* Begin EXERCISE MATERIAL *

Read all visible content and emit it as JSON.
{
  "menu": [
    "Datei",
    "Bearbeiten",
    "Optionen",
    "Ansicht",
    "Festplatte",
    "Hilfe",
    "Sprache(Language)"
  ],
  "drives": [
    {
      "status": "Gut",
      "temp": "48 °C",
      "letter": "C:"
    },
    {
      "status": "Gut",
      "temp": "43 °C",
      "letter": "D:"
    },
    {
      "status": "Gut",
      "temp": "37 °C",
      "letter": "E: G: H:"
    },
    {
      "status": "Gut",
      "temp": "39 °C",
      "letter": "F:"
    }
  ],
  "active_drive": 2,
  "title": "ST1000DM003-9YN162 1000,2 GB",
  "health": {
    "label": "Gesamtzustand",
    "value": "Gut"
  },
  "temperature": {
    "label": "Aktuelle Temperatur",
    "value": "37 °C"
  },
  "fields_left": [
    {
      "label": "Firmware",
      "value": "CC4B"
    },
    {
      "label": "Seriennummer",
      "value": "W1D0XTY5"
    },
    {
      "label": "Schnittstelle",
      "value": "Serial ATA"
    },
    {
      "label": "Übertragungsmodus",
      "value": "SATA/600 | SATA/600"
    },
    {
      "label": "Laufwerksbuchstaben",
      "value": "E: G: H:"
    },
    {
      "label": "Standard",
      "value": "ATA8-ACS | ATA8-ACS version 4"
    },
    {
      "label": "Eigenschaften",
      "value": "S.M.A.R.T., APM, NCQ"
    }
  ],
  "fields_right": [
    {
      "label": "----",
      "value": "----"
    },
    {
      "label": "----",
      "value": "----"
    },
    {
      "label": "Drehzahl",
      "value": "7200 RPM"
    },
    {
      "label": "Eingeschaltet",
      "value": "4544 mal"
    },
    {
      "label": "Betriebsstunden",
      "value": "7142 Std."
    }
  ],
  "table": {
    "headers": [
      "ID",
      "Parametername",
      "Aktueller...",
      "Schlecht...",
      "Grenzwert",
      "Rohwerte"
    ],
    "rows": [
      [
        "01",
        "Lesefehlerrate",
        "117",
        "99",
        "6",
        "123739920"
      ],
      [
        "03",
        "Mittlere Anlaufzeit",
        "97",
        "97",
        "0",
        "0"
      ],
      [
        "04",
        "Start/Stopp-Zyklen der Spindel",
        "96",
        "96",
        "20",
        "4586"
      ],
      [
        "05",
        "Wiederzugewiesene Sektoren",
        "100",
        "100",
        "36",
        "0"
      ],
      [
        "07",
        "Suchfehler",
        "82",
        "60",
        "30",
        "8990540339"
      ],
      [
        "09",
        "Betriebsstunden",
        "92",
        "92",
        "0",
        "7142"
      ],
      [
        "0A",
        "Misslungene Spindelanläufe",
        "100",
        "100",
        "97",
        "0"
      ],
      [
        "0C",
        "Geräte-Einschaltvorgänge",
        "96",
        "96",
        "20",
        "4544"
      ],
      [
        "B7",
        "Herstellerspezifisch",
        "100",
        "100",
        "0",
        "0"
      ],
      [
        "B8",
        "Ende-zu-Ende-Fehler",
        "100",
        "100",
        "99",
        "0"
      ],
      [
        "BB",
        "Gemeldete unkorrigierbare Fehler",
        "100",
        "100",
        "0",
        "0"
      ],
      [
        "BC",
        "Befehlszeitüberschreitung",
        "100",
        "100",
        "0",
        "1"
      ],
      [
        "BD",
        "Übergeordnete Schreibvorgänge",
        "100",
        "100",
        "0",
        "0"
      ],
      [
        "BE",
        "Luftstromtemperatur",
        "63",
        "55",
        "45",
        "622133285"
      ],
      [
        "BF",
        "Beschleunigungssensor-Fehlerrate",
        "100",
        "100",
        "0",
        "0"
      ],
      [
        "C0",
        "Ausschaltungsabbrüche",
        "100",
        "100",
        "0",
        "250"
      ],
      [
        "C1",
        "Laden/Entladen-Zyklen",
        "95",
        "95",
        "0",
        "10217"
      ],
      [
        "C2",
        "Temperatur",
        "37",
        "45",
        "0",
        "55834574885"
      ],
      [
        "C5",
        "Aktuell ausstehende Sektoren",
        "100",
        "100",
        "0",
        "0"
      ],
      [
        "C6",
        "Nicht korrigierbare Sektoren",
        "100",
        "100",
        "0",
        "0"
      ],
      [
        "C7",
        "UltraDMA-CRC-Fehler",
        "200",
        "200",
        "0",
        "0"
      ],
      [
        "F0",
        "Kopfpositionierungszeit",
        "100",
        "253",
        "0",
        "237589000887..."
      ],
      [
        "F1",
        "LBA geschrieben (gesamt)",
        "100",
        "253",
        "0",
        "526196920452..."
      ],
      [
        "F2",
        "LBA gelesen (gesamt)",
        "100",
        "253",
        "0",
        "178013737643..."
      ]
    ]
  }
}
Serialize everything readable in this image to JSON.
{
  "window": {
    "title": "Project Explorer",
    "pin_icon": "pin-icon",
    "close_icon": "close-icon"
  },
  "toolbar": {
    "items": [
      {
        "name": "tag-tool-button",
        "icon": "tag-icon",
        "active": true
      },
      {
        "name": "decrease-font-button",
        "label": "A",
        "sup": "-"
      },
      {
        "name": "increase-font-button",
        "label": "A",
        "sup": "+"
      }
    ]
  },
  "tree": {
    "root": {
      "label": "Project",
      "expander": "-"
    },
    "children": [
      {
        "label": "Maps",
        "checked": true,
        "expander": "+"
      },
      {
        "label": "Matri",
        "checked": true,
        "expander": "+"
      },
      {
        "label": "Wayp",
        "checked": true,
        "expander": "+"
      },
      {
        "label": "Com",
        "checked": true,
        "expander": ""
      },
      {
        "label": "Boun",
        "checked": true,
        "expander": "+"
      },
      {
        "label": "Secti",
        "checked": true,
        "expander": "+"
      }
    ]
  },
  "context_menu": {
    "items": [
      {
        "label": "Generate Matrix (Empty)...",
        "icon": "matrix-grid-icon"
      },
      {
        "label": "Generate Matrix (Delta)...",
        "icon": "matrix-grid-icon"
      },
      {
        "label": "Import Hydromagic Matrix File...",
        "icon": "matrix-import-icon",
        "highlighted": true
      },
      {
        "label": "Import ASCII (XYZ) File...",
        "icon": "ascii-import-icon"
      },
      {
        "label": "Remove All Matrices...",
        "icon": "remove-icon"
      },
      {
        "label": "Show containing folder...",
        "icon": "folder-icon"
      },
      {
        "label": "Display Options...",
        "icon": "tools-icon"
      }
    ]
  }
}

* End EXERCISE MATERIAL *

# DIRECTIONS:
Each line above is to be repeated exactly.

# RESPONSE BELOW:
Read all visible content and emit it as JSON.
{
  "menu": [
    "Datei",
    "Bearbeiten",
    "Optionen",
    "Ansicht",
    "Festplatte",
    "Hilfe",
    "Sprache(Language)"
  ],
  "drives": [
    {
      "status": "Gut",
      "temp": "48 °C",
      "letter": "C:"
    },
    {
      "status": "Gut",
      "temp": "43 °C",
      "letter": "D:"
    },
    {
      "status": "Gut",
      "temp": "37 °C",
      "letter": "E: G: H:"
    },
    {
      "status": "Gut",
      "temp": "39 °C",
      "letter": "F:"
    }
  ],
  "active_drive": 2,
  "title": "ST1000DM003-9YN162 1000,2 GB",
  "health": {
    "label": "Gesamtzustand",
    "value": "Gut"
  },
  "temperature": {
    "label": "Aktuelle Temperatur",
    "value": "37 °C"
  },
  "fields_left": [
    {
      "label": "Firmware",
      "value": "CC4B"
    },
    {
      "label": "Seriennummer",
      "value": "W1D0XTY5"
    },
    {
      "label": "Schnittstelle",
      "value": "Serial ATA"
    },
    {
      "label": "Übertragungsmodus",
      "value": "SATA/600 | SATA/600"
    },
    {
      "label": "Laufwerksbuchstaben",
      "value": "E: G: H:"
    },
    {
      "label": "Standard",
      "value": "ATA8-ACS | ATA8-ACS version 4"
    },
    {
      "label": "Eigenschaften",
      "value": "S.M.A.R.T., APM, NCQ"
    }
  ],
  "fields_right": [
    {
      "label": "----",
      "value": "----"
    },
    {
      "label": "----",
      "value": "----"
    },
    {
      "label": "Drehzahl",
      "value": "7200 RPM"
    },
    {
      "label": "Eingeschaltet",
      "value": "4544 mal"
    },
    {
      "label": "Betriebsstunden",
      "value": "7142 Std."
    }
  ],
  "table": {
    "headers": [
      "ID",
      "Parametername",
      "Aktueller...",
      "Schlecht...",
      "Grenzwert",
      "Rohwerte"
    ],
    "rows": [
      [
        "01",
        "Lesefehlerrate",
        "117",
        "99",
        "6",
        "123739920"
      ],
      [
        "03",
        "Mittlere Anlaufzeit",
        "97",
        "97",
        "0",
        "0"
      ],
      [
        "04",
        "Start/Stopp-Zyklen der Spindel",
        "96",
        "96",
        "20",
        "4586"
      ],
      [
        "05",
        "Wiederzugewiesene Sektoren",
        "100",
        "100",
        "36",
        "0"
      ],
      [
        "07",
        "Suchfehler",
        "82",
        "60",
        "30",
        "8990540339"
      ],
      [
        "09",
        "Betriebsstunden",
        "92",
        "92",
        "0",
        "7142"
      ],
      [
        "0A",
        "Misslungene Spindelanläufe",
        "100",
        "100",
        "97",
        "0"
      ],
      [
        "0C",
        "Geräte-Einschaltvorgänge",
        "96",
        "96",
        "20",
        "4544"
      ],
      [
        "B7",
        "Herstellerspezifisch",
        "100",
        "100",
        "0",
        "0"
      ],
      [
        "B8",
        "Ende-zu-Ende-Fehler",
        "100",
        "100",
        "99",
        "0"
      ],
      [
        "BB",
        "Gemeldete unkorrigierbare Fehler",
        "100",
        "100",
        "0",
        "0"
      ],
      [
        "BC",
        "Befehlszeitüberschreitung",
        "100",
        "100",
        "0",
        "1"
      ],
      [
        "BD",
        "Übergeordnete Schreibvorgänge",
        "100",
        "100",
        "0",
        "0"
      ],
      [
        "BE",
        "Luftstromtemperatur",
        "63",
        "55",
        "45",
        "622133285"
      ],
      [
        "BF",
        "Beschleunigungssensor-Fehlerrate",
        "100",
        "100",
        "0",
        "0"
      ],
      [
        "C0",
        "Ausschaltungsabbrüche",
        "100",
        "100",
        "0",
        "250"
      ],
      [
        "C1",
        "Laden/Entladen-Zyklen",
        "95",
        "95",
        "0",
        "10217"
      ],
      [
        "C2",
        "Temperatur",
        "37",
        "45",
        "0",
        "55834574885"
      ],
      [
        "C5",
        "Aktuell ausstehende Sektoren",
        "100",
        "100",
        "0",
        "0"
      ],
      [
        "C6",
        "Nicht korrigierbare Sektoren",
        "100",
        "100",
        "0",
        "0"
      ],
      [
        "C7",
        "UltraDMA-CRC-Fehler",
        "200",
        "200",
        "0",
        "0"
      ],
      [
        "F0",
        "Kopfpositionierungszeit",
        "100",
        "253",
        "0",
        "237589000887..."
      ],
      [
        "F1",
        "LBA geschrieben (gesamt)",
        "100",
        "253",
        "0",
        "526196920452..."
      ],
      [
        "F2",
        "LBA gelesen (gesamt)",
        "100",
        "253",
        "0",
        "178013737643..."
      ]
    ]
  }
}
Serialize everything readable in this image to JSON.
{
  "window": {
    "title": "Project Explorer",
    "pin_icon": "pin-icon",
    "close_icon": "close-icon"
  },
  "toolbar": {
    "items": [
      {
        "name": "tag-tool-button",
        "icon": "tag-icon",
        "active": true
      },
      {
        "name": "decrease-font-button",
        "label": "A",
        "sup": "-"
      },
      {
        "name": "increase-font-button",
        "label": "A",
        "sup": "+"
      }
    ]
  },
  "tree": {
    "root": {
      "label": "Project",
      "expander": "-"
    },
    "children": [
      {
        "label": "Maps",
        "checked": true,
        "expander": "+"
      },
      {
        "label": "Matri",
        "checked": true,
        "expander": "+"
      },
      {
        "label": "Wayp",
        "checked": true,
        "expander": "+"
      },
      {
        "label": "Com",
        "checked": true,
        "expander": ""
      },
      {
        "label": "Boun",
        "checked": true,
        "expander": "+"
      },
      {
        "label": "Secti",
        "checked": true,
        "expander": "+"
      }
    ]
  },
  "context_menu": {
    "items": [
      {
        "label": "Generate Matrix (Empty)...",
        "icon": "matrix-grid-icon"
      },
      {
        "label": "Generate Matrix (Delta)...",
        "icon": "matrix-grid-icon"
      },
      {
        "label": "Import Hydromagic Matrix File...",
        "icon": "matrix-import-icon",
        "highlighted": true
      },
      {
        "label": "Import ASCII (XYZ) File...",
        "icon": "ascii-import-icon"
      },
      {
        "label": "Remove All Matrices...",
        "icon": "remove-icon"
      },
      {
        "label": "Show containing folder...",
        "icon": "folder-icon"
      },
      {
        "label": "Display Options...",
        "icon": "tools-icon"
      }
    ]
  }
}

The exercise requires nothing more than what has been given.